*** Input ***
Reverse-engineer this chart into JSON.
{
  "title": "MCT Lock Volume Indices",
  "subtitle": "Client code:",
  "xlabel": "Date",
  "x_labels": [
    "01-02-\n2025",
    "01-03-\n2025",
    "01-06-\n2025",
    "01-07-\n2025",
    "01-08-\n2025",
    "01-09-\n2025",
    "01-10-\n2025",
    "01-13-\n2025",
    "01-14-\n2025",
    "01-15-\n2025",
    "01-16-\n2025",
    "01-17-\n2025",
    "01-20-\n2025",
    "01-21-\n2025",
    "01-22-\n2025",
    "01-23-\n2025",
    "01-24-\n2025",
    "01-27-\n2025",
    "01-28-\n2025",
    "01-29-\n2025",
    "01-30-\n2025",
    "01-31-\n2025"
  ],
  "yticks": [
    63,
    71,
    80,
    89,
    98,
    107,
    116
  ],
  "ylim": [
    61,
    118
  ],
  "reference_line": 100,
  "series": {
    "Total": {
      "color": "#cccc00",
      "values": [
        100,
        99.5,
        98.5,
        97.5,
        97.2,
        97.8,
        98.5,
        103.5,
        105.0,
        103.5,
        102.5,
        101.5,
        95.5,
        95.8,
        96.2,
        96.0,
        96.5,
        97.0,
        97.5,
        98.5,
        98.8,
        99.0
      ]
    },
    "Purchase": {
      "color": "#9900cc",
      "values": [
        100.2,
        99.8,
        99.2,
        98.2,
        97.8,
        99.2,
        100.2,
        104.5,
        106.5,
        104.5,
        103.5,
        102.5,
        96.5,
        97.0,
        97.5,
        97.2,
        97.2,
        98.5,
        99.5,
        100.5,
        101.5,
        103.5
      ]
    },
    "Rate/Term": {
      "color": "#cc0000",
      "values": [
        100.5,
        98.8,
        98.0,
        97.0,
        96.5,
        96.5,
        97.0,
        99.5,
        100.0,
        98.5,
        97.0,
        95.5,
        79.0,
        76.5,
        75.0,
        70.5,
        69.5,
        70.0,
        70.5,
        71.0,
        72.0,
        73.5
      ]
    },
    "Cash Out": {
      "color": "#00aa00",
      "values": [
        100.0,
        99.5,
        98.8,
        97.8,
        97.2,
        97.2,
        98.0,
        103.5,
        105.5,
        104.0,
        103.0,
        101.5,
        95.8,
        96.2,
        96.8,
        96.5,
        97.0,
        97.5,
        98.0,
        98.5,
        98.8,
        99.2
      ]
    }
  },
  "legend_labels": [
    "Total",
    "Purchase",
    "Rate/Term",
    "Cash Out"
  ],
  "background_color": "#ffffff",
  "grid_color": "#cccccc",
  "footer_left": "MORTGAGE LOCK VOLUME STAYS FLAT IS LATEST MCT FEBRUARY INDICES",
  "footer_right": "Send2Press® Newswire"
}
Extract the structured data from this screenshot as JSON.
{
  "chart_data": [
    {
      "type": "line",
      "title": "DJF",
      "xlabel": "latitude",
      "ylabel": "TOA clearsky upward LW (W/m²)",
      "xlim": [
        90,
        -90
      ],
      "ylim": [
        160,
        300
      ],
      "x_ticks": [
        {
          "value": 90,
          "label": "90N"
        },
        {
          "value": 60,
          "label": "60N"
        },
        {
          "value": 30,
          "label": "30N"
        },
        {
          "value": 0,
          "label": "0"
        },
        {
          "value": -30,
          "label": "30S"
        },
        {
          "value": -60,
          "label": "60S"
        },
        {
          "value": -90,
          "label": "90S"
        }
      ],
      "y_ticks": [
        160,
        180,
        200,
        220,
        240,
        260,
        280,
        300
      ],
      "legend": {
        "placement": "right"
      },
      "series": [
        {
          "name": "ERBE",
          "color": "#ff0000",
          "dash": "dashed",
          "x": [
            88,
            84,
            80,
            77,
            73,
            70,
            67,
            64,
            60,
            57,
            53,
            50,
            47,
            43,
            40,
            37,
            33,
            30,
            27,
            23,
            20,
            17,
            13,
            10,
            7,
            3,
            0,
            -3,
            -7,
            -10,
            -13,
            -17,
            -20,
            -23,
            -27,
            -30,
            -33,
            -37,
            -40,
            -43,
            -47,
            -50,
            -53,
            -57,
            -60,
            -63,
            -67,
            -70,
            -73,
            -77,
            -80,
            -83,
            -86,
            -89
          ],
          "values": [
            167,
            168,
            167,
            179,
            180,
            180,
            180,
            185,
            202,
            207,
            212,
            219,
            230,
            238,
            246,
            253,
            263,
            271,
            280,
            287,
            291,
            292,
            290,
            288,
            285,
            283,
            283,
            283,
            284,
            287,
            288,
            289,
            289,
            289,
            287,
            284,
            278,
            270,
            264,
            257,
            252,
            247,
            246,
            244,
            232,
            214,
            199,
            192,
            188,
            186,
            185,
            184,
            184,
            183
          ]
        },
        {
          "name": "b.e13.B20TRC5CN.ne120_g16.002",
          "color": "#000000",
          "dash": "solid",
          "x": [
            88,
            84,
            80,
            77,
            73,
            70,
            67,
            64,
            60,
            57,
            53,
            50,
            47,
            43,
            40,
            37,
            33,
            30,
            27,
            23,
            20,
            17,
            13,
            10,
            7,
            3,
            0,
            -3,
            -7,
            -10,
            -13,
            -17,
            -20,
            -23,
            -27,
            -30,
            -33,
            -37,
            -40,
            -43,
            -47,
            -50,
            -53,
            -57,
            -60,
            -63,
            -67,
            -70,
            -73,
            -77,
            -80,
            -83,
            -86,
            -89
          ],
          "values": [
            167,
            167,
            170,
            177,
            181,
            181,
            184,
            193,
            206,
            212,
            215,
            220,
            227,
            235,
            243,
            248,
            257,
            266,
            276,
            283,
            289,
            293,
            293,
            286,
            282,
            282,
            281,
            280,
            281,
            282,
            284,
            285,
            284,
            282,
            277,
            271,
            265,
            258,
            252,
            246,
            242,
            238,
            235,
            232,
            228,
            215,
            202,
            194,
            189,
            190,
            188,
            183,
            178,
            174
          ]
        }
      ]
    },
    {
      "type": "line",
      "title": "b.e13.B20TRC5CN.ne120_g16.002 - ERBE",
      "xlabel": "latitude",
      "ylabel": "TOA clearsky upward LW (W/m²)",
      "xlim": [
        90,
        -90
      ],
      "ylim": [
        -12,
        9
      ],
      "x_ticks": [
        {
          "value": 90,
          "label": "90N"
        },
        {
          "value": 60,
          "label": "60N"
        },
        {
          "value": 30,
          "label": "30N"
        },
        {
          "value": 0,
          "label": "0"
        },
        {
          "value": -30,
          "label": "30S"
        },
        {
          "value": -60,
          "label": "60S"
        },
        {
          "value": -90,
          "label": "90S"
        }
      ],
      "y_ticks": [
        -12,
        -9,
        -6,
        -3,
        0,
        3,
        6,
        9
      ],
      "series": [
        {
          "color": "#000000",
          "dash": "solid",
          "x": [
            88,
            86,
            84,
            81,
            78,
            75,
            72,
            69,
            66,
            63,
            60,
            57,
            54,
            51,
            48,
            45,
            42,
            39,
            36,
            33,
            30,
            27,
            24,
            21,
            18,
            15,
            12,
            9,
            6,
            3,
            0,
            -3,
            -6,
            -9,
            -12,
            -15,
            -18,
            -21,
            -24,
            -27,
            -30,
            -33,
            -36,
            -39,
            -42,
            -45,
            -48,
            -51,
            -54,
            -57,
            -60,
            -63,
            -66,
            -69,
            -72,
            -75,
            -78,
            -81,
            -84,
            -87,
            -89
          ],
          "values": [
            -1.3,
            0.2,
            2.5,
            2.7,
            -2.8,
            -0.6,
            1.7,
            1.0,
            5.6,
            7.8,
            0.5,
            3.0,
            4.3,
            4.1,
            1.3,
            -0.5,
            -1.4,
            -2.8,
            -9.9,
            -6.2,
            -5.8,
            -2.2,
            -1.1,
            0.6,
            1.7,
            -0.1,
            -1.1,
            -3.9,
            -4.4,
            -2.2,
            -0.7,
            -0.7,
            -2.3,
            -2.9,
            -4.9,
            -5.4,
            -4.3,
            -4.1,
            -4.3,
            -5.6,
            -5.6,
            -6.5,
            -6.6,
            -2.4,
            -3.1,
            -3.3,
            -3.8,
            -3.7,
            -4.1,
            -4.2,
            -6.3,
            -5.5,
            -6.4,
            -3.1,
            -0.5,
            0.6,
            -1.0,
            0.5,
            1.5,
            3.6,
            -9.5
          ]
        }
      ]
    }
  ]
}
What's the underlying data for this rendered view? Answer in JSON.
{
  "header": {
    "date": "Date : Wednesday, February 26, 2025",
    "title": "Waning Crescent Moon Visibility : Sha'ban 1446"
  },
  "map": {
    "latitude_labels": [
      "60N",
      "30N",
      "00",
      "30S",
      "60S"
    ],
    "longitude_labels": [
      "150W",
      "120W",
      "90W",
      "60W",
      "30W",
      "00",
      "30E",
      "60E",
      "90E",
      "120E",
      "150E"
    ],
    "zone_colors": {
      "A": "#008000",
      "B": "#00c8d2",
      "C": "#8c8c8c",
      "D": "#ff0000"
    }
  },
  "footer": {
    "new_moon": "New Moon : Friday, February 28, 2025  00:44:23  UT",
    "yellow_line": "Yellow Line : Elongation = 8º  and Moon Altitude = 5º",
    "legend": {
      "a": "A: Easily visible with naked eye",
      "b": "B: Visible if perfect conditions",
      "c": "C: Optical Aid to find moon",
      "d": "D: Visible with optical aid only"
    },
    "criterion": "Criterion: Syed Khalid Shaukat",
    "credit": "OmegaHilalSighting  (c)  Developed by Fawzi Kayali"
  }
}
***
_Task goal:_
Copy every line that contains the string "with".

_Answer below:_
      "a": "A: Easily visible with naked eye",
      "d": "D: Visible with optical aid only"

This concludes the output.